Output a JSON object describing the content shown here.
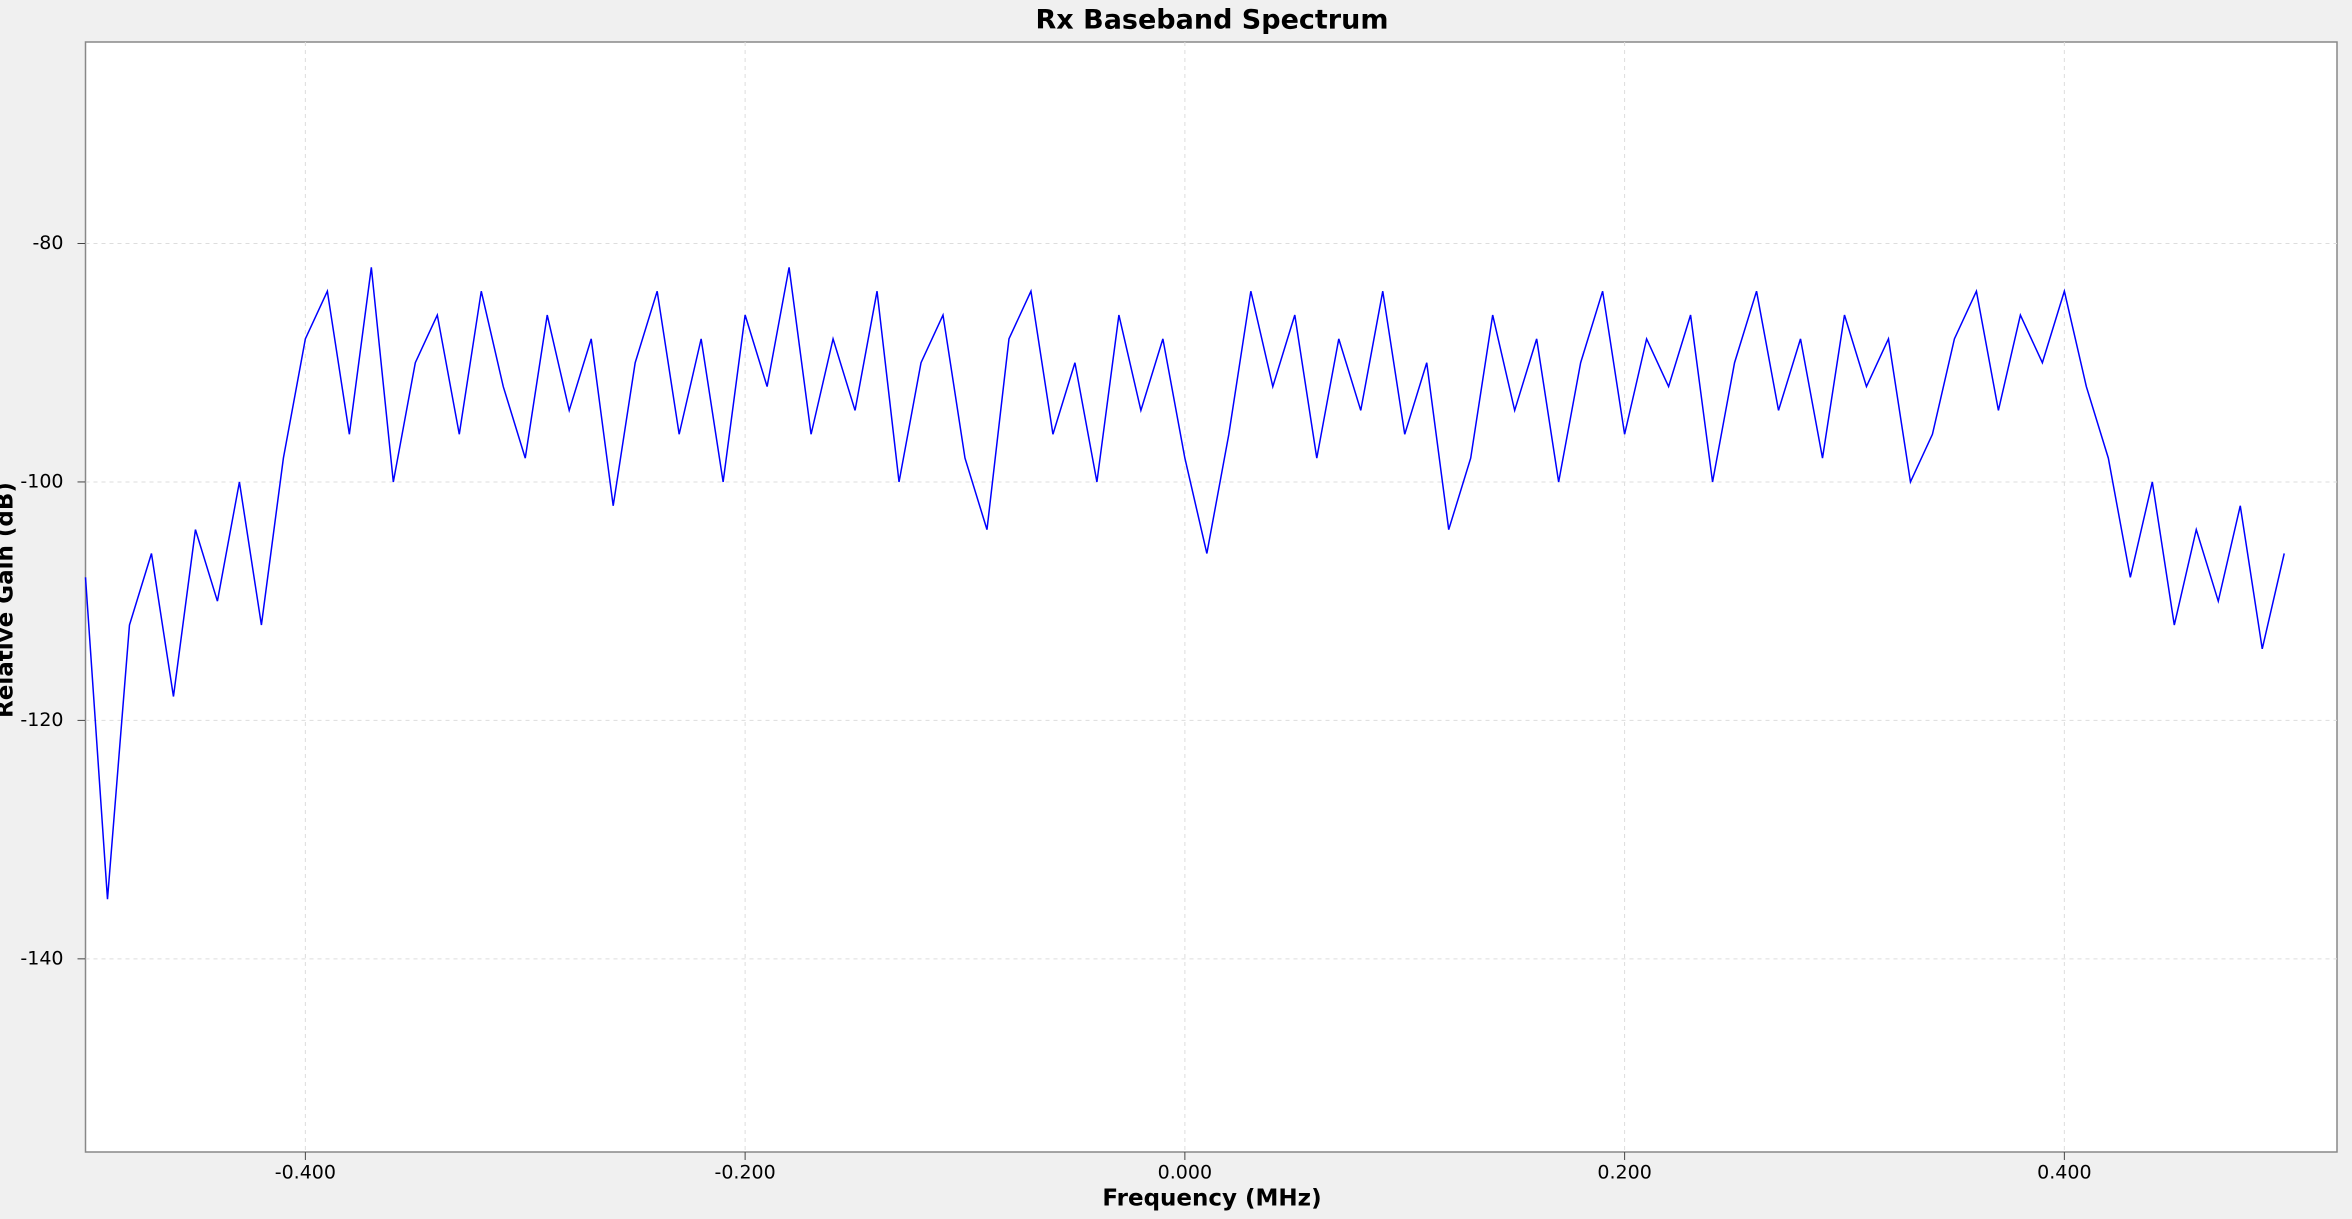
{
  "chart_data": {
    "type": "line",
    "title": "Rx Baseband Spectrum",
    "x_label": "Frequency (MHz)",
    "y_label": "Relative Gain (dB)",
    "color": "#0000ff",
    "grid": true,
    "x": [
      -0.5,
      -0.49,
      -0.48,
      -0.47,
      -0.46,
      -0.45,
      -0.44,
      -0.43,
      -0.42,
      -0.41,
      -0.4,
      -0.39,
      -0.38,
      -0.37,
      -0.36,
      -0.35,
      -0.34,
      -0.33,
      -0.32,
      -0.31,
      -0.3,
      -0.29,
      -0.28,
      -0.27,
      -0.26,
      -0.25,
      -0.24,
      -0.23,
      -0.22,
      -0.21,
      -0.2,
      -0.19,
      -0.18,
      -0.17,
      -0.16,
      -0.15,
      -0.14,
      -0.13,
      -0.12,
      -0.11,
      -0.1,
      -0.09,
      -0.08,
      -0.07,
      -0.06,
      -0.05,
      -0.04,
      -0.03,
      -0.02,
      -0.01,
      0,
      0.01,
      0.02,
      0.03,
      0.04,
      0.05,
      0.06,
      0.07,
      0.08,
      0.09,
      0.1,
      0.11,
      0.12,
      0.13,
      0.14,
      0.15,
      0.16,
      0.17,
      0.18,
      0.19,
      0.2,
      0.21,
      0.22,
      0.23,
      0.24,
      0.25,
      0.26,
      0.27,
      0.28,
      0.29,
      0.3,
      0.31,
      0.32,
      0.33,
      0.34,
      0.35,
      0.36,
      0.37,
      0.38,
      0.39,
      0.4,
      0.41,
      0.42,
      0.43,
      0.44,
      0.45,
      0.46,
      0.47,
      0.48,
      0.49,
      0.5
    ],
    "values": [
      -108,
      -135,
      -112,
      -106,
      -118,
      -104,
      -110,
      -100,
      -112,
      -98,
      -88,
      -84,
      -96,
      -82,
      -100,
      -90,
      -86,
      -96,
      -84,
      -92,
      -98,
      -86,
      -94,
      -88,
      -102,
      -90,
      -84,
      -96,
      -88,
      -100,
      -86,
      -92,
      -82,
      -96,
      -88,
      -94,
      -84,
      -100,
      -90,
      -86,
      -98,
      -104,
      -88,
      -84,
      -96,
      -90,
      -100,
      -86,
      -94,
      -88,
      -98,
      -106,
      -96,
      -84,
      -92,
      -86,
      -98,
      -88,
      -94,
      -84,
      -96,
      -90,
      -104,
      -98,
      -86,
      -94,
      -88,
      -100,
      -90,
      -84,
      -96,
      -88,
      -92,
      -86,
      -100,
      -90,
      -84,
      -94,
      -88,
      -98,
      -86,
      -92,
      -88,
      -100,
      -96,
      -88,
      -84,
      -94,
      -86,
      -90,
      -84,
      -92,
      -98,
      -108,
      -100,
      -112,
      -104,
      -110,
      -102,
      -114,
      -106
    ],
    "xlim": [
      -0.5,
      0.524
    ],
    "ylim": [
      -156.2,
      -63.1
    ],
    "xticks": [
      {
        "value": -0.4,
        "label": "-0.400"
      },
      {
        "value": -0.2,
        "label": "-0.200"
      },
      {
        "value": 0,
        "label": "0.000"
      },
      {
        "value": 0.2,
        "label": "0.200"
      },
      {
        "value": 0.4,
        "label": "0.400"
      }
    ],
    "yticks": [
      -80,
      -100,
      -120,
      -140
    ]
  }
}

━━━

■ What needs to be done:
Retype everything in the material word for word, minus pictures.

■ Expected answer:
Output a JSON object describing the content shown here.
{
  "chart_data": {
    "type": "line",
    "title": "Rx Baseband Spectrum",
    "x_label": "Frequency (MHz)",
    "y_label": "Relative Gain (dB)",
    "color": "#0000ff",
    "grid": true,
    "x": [
      -0.5,
      -0.49,
      -0.48,
      -0.47,
      -0.46,
      -0.45,
      -0.44,
      -0.43,
      -0.42,
      -0.41,
      -0.4,
      -0.39,
      -0.38,
      -0.37,
      -0.36,
      -0.35,
      -0.34,
      -0.33,
      -0.32,
      -0.31,
      -0.3,
      -0.29,
      -0.28,
      -0.27,
      -0.26,
      -0.25,
      -0.24,
      -0.23,
      -0.22,
      -0.21,
      -0.2,
      -0.19,
      -0.18,
      -0.17,
      -0.16,
      -0.15,
      -0.14,
      -0.13,
      -0.12,
      -0.11,
      -0.1,
      -0.09,
      -0.08,
      -0.07,
      -0.06,
      -0.05,
      -0.04,
      -0.03,
      -0.02,
      -0.01,
      0,
      0.01,
      0.02,
      0.03,
      0.04,
      0.05,
      0.06,
      0.07,
      0.08,
      0.09,
      0.1,
      0.11,
      0.12,
      0.13,
      0.14,
      0.15,
      0.16,
      0.17,
      0.18,
      0.19,
      0.2,
      0.21,
      0.22,
      0.23,
      0.24,
      0.25,
      0.26,
      0.27,
      0.28,
      0.29,
      0.3,
      0.31,
      0.32,
      0.33,
      0.34,
      0.35,
      0.36,
      0.37,
      0.38,
      0.39,
      0.4,
      0.41,
      0.42,
      0.43,
      0.44,
      0.45,
      0.46,
      0.47,
      0.48,
      0.49,
      0.5
    ],
    "values": [
      -108,
      -135,
      -112,
      -106,
      -118,
      -104,
      -110,
      -100,
      -112,
      -98,
      -88,
      -84,
      -96,
      -82,
      -100,
      -90,
      -86,
      -96,
      -84,
      -92,
      -98,
      -86,
      -94,
      -88,
      -102,
      -90,
      -84,
      -96,
      -88,
      -100,
      -86,
      -92,
      -82,
      -96,
      -88,
      -94,
      -84,
      -100,
      -90,
      -86,
      -98,
      -104,
      -88,
      -84,
      -96,
      -90,
      -100,
      -86,
      -94,
      -88,
      -98,
      -106,
      -96,
      -84,
      -92,
      -86,
      -98,
      -88,
      -94,
      -84,
      -96,
      -90,
      -104,
      -98,
      -86,
      -94,
      -88,
      -100,
      -90,
      -84,
      -96,
      -88,
      -92,
      -86,
      -100,
      -90,
      -84,
      -94,
      -88,
      -98,
      -86,
      -92,
      -88,
      -100,
      -96,
      -88,
      -84,
      -94,
      -86,
      -90,
      -84,
      -92,
      -98,
      -108,
      -100,
      -112,
      -104,
      -110,
      -102,
      -114,
      -106
    ],
    "xlim": [
      -0.5,
      0.524
    ],
    "ylim": [
      -156.2,
      -63.1
    ],
    "xticks": [
      {
        "value": -0.4,
        "label": "-0.400"
      },
      {
        "value": -0.2,
        "label": "-0.200"
      },
      {
        "value": 0,
        "label": "0.000"
      },
      {
        "value": 0.2,
        "label": "0.200"
      },
      {
        "value": 0.4,
        "label": "0.400"
      }
    ],
    "yticks": [
      -80,
      -100,
      -120,
      -140
    ]
  }
}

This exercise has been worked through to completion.